Pull out every line of the listing below where "name" appears.
»»
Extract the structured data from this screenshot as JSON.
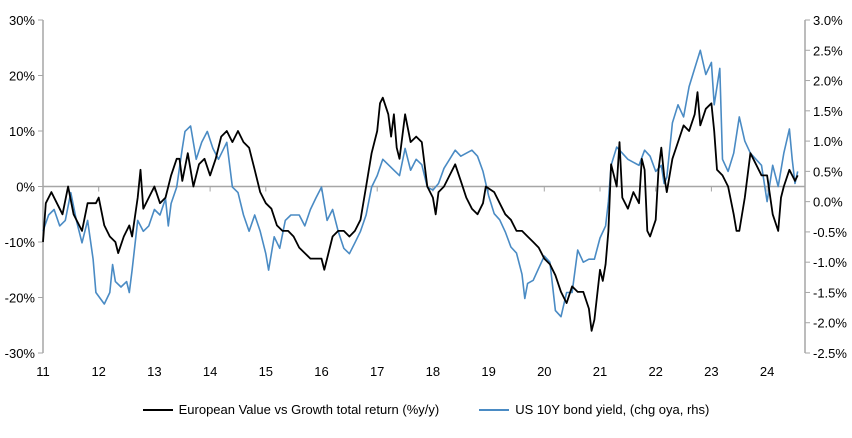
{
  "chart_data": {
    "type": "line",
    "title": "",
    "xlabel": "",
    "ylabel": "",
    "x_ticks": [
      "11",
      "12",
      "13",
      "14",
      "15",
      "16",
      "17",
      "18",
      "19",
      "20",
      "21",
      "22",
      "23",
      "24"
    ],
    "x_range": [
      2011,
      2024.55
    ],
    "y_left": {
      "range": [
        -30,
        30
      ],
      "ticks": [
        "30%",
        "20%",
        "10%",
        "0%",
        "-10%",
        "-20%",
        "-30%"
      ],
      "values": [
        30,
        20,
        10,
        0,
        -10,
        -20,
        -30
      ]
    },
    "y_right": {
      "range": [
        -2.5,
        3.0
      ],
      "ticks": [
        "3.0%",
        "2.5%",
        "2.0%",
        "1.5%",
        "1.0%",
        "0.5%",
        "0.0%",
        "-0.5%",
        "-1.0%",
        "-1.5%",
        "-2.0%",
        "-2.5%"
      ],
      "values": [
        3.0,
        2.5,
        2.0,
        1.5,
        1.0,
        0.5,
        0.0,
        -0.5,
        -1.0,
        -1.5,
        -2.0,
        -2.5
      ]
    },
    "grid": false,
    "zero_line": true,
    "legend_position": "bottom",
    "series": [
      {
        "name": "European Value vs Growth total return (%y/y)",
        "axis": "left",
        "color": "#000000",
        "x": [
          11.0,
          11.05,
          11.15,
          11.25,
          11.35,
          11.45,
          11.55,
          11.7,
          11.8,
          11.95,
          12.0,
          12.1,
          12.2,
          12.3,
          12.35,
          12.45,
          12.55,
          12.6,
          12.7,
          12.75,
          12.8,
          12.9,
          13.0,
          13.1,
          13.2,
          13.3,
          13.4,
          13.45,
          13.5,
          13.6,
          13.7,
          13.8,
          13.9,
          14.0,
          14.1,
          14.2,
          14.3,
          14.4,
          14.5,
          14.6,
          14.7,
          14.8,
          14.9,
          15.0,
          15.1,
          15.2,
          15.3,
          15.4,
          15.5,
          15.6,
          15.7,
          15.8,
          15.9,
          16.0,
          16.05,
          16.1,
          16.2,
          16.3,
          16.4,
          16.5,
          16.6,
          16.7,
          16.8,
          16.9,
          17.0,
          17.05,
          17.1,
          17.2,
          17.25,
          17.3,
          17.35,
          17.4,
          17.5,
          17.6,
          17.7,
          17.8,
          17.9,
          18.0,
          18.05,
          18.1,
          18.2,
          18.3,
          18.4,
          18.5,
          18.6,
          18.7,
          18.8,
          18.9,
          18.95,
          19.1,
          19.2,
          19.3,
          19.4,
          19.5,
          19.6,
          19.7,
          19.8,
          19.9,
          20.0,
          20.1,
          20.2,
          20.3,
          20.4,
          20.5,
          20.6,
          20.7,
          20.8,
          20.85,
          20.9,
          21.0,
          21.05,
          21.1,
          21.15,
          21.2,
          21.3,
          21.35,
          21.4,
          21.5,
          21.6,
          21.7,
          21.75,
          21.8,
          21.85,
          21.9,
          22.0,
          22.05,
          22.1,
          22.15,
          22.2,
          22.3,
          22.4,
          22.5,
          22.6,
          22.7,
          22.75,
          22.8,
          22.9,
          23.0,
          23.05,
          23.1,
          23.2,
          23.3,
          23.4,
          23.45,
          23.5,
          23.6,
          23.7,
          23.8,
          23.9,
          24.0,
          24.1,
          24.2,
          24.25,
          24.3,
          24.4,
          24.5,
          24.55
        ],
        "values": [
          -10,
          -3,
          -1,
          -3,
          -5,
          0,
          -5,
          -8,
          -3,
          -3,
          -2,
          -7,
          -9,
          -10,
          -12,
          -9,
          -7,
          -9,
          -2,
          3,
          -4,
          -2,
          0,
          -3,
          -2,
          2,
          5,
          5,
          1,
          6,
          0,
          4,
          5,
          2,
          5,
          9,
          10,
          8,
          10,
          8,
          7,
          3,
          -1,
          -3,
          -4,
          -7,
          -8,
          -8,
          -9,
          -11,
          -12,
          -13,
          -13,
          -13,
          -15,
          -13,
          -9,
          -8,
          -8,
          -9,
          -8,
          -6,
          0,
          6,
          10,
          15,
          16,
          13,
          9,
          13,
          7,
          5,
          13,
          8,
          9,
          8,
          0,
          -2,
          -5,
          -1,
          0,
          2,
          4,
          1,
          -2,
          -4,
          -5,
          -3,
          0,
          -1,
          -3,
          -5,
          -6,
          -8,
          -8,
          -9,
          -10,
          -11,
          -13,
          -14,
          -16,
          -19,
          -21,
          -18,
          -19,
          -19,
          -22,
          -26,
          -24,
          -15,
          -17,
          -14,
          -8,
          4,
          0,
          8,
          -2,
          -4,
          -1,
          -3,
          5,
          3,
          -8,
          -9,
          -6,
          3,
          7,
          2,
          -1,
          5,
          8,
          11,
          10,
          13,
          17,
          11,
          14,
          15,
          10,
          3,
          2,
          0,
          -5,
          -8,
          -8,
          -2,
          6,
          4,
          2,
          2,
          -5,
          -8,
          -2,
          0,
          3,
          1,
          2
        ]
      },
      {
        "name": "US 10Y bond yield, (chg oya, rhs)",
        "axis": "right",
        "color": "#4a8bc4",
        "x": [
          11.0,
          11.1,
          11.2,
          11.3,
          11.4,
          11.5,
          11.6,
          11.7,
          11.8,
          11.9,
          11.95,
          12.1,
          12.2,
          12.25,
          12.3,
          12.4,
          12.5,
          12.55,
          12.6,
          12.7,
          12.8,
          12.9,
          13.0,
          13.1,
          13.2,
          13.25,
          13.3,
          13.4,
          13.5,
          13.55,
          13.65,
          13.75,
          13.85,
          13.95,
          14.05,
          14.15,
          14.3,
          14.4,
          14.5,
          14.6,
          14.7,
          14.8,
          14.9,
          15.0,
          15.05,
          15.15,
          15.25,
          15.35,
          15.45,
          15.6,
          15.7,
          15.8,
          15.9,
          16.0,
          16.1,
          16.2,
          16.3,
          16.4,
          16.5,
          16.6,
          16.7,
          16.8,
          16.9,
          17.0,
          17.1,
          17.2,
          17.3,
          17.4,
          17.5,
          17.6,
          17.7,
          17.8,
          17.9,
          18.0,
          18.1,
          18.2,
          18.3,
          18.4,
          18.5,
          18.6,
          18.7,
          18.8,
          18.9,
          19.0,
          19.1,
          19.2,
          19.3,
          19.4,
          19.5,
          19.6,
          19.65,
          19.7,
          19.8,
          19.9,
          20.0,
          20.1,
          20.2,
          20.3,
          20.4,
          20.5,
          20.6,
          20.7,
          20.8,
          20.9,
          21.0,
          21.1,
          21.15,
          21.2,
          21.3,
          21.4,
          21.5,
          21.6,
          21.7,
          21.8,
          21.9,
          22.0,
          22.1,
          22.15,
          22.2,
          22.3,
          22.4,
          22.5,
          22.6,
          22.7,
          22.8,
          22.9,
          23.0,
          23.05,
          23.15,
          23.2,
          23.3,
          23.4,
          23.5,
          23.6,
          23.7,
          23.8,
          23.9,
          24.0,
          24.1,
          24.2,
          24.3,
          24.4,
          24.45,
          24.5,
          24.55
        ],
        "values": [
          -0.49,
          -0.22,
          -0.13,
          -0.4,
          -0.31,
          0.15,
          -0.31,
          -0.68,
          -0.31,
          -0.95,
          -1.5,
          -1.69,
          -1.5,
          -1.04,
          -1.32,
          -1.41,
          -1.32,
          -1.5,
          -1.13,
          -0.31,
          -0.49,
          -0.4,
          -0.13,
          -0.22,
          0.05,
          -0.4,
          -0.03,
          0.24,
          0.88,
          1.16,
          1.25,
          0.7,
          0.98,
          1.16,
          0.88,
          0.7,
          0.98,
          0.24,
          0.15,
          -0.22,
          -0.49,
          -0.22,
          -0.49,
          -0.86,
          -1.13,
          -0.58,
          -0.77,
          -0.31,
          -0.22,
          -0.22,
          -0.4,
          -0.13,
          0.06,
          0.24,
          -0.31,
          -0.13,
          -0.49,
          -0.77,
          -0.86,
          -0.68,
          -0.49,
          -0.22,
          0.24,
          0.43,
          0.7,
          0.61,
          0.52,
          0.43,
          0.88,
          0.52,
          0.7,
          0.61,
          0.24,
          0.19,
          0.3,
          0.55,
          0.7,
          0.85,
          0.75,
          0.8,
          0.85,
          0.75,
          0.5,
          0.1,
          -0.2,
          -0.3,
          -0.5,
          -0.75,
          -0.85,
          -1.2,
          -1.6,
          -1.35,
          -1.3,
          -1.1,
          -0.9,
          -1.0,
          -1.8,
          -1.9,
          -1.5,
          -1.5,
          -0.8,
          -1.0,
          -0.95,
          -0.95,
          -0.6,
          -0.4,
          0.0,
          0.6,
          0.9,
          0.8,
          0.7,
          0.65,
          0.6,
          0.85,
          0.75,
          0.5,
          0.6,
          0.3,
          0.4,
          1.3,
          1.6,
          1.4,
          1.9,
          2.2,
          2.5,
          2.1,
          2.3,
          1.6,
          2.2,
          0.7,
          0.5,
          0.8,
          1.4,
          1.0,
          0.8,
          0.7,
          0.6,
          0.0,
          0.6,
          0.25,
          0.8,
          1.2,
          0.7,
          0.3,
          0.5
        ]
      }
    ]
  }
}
««
## COMPLETED TASK:
        "name": "European Value vs Growth total return (%y/y)",
        "name": "US 10Y bond yield, (chg oya, rhs)",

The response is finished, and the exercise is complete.